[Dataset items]
-------------------------

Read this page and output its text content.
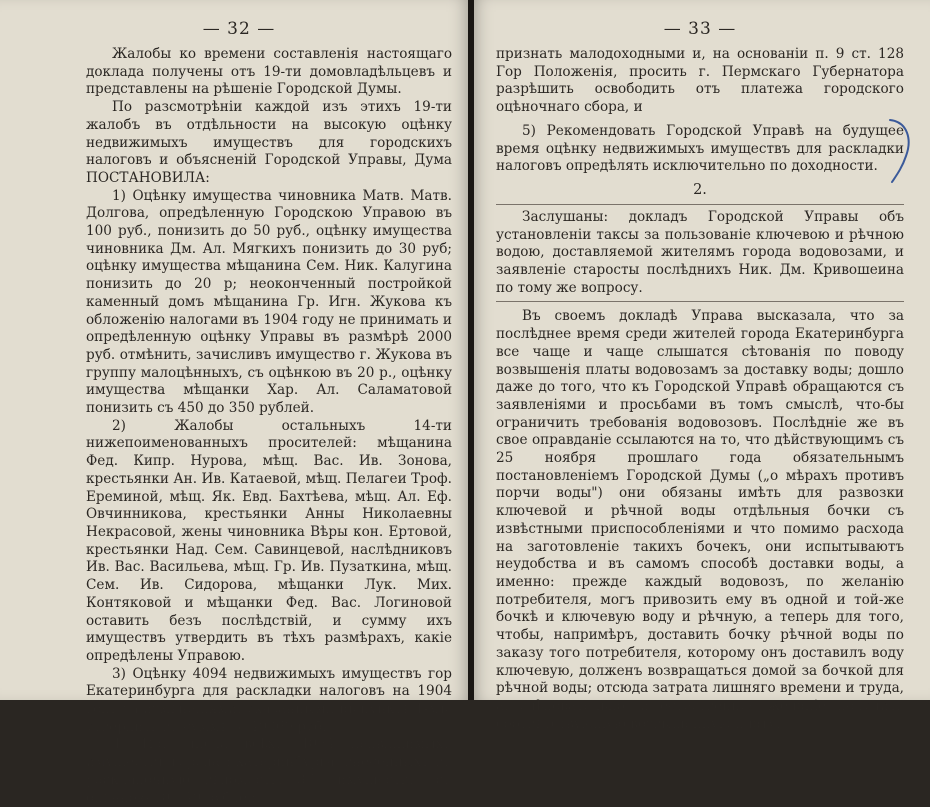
— 32 —

Жалобы ко времени составленія настоящаго доклада получены отъ 19-ти домовладѣльцевъ и представлены на рѣшеніе Городской Думы.

По разсмотрѣніи каждой изъ этихъ 19-ти жалобъ въ отдѣльности на высокую оцѣнку недвижимыхъ имуществъ для городскихъ налоговъ и объясненій Городской Управы, Дума ПОСТАНОВИЛА:

1) Оцѣнку имущества чиновника Матв. Матв. Долгова, опредѣленную Городскою Управою въ 100 руб., понизить до 50 руб., оцѣнку имущества чиновника Дм. Ал. Мягкихъ понизить до 30 руб; оцѣнку имущества мѣщанина Сем. Ник. Калугина понизить до 20 р; неоконченный постройкой каменный домъ мѣщанина Гр. Игн. Жукова къ обложенію налогами въ 1904 году не принимать и опредѣленную оцѣнку Управы въ размѣрѣ 2000 руб. отмѣнить, зачисливъ имущество г. Жукова въ группу малоцѣнныхъ, съ оцѣнкою въ 20 р., оцѣнку имущества мѣщанки Хар. Ал. Саламатовой понизить съ 450 до 350 рублей.

2) Жалобы остальныхъ 14-ти нижепоименованныхъ просителей: мѣщанина Фед. Кипр. Нурова, мѣщ. Вас. Ив. Зонова, крестьянки Ан. Ив. Катаевой, мѣщ. Пелагеи Троф. Ереминой, мѣщ. Як. Евд. Бахтѣева, мѣщ. Ал. Еф. Овчинникова, крестьянки Анны Николаевны Некрасовой, жены чиновника Вѣры кон. Ертовой, крестьянки Над. Сем. Савинцевой, наслѣдниковъ Ив. Вас. Васильева, мѣщ. Гр. Ив. Пузаткина, мѣщ. Сем. Ив. Сидорова, мѣщанки Лук. Мих. Контяковой и мѣщанки Фед. Вас. Логиновой оставить безъ послѣдствій, и сумму ихъ имуществъ утвердить въ тѣхъ размѣрахъ, какіе опредѣлены Управою.

3) Оцѣнку 4094 недвижимыхъ имуществъ гор Екатеринбурга для раскладки налоговъ на 1904 годъ за измѣненіями, указанными въ пунктѣ 1-мъ, утвердить въ суммѣ 3740060 руб.

4) Изъ числа всѣхъ 4094 недвижимыхъ имуществъ города Екатеринбурга, внесенныхъ въ раскладочную вѣдомость, 377 имуществъ, съ оцѣнкою 10—40 рублей,

— 33 —

признать малодоходными и, на основаніи п. 9 ст. 128 Гор Положенія, просить г. Пермскаго Губернатора разрѣшить освободить отъ платежа городского оцѣночнаго сбора, и

5) Рекомендовать Городской Управѣ на будущее время оцѣнку недвижимыхъ имуществъ для раскладки налоговъ опредѣлять исключительно по доходности.

2.

Заслушаны: докладъ Городской Управы объ установленіи таксы за пользованіе ключевою и рѣчною водою, доставляемой жителямъ города водовозами, и заявленіе старосты послѣднихъ Ник. Дм. Кривошеина по тому же вопросу.

Въ своемъ докладѣ Управа высказала, что за послѣднее время среди жителей города Екатеринбурга все чаще и чаще слышатся сѣтованія по поводу возвышенія платы водовозамъ за доставку воды; дошло даже до того, что къ Городской Управѣ обращаются съ заявленіями и просьбами въ томъ смыслѣ, что-бы ограничить требованія водовозовъ. Послѣдніе же въ свое оправданіе ссылаются на то, что дѣйствующимъ съ 25 ноября прошлаго года обязательнымъ постановленіемъ Городской Думы („о мѣрахъ противъ порчи воды") они обязаны имѣть для развозки ключевой и рѣчной воды отдѣльныя бочки съ извѣстными приспособленіями и что помимо расхода на заготовленіе такихъ бочекъ, они испытываютъ неудобства и въ самомъ способѣ доставки воды, а именно: прежде каждый водовозъ, по желанію потребителя, могъ привозить ему въ одной и той-же бочкѣ и ключевую воду и рѣчную, а теперь для того, чтобы, напримѣръ, доставить бочку рѣчной воды по заказу того потребителя, которому онъ доставилъ воду ключевую, долженъ возвращаться домой за бочкой для рѣчной воды; отсюда затрата лишняго времени и труда, а, слѣдовательно, и естественное желаніе получить соотвѣтствующую возвышенную плату.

-------------------------

§ What is asked
Your answer should be a single number: the count of lines in the listing that contain the word "времени".

§ Correct answer
2